Figure record extracts
## begin
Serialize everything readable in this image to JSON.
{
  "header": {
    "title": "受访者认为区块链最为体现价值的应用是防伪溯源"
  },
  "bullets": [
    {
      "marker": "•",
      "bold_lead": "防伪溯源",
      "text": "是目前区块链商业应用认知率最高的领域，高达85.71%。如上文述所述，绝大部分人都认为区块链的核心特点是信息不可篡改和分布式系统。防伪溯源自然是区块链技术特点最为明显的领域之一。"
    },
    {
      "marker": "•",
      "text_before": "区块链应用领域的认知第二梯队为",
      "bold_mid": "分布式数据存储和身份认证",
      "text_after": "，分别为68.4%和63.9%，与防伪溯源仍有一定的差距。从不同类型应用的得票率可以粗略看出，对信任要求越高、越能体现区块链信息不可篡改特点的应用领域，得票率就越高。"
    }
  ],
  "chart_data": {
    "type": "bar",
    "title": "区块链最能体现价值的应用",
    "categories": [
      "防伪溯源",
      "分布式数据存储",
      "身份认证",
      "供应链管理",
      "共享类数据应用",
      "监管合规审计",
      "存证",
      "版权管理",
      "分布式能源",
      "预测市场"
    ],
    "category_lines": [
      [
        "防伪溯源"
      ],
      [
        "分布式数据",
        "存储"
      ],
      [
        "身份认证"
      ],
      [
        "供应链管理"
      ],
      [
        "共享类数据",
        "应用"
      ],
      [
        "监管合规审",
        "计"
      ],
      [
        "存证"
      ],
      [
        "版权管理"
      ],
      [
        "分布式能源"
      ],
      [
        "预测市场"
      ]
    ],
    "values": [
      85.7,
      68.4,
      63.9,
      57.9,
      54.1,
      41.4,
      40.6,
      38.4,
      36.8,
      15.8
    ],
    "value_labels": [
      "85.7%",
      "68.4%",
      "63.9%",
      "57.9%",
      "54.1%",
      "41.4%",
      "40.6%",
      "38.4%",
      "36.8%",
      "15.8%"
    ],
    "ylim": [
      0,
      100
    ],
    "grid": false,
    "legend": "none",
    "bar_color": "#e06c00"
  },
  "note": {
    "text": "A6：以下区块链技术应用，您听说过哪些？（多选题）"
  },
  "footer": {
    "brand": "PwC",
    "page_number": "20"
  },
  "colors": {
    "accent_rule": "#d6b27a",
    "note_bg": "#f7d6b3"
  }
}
## end
● **WRITTEN INSTRUCTION**: Extract each line from the listing above, please, and repeat it exactly.

● **TASK RESPONSE**:
Serialize everything readable in this image to JSON.
{
  "header": {
    "title": "受访者认为区块链最为体现价值的应用是防伪溯源"
  },
  "bullets": [
    {
      "marker": "•",
      "bold_lead": "防伪溯源",
      "text": "是目前区块链商业应用认知率最高的领域，高达85.71%。如上文述所述，绝大部分人都认为区块链的核心特点是信息不可篡改和分布式系统。防伪溯源自然是区块链技术特点最为明显的领域之一。"
    },
    {
      "marker": "•",
      "text_before": "区块链应用领域的认知第二梯队为",
      "bold_mid": "分布式数据存储和身份认证",
      "text_after": "，分别为68.4%和63.9%，与防伪溯源仍有一定的差距。从不同类型应用的得票率可以粗略看出，对信任要求越高、越能体现区块链信息不可篡改特点的应用领域，得票率就越高。"
    }
  ],
  "chart_data": {
    "type": "bar",
    "title": "区块链最能体现价值的应用",
    "categories": [
      "防伪溯源",
      "分布式数据存储",
      "身份认证",
      "供应链管理",
      "共享类数据应用",
      "监管合规审计",
      "存证",
      "版权管理",
      "分布式能源",
      "预测市场"
    ],
    "category_lines": [
      [
        "防伪溯源"
      ],
      [
        "分布式数据",
        "存储"
      ],
      [
        "身份认证"
      ],
      [
        "供应链管理"
      ],
      [
        "共享类数据",
        "应用"
      ],
      [
        "监管合规审",
        "计"
      ],
      [
        "存证"
      ],
      [
        "版权管理"
      ],
      [
        "分布式能源"
      ],
      [
        "预测市场"
      ]
    ],
    "values": [
      85.7,
      68.4,
      63.9,
      57.9,
      54.1,
      41.4,
      40.6,
      38.4,
      36.8,
      15.8
    ],
    "value_labels": [
      "85.7%",
      "68.4%",
      "63.9%",
      "57.9%",
      "54.1%",
      "41.4%",
      "40.6%",
      "38.4%",
      "36.8%",
      "15.8%"
    ],
    "ylim": [
      0,
      100
    ],
    "grid": false,
    "legend": "none",
    "bar_color": "#e06c00"
  },
  "note": {
    "text": "A6：以下区块链技术应用，您听说过哪些？（多选题）"
  },
  "footer": {
    "brand": "PwC",
    "page_number": "20"
  },
  "colors": {
    "accent_rule": "#d6b27a",
    "note_bg": "#f7d6b3"
  }
}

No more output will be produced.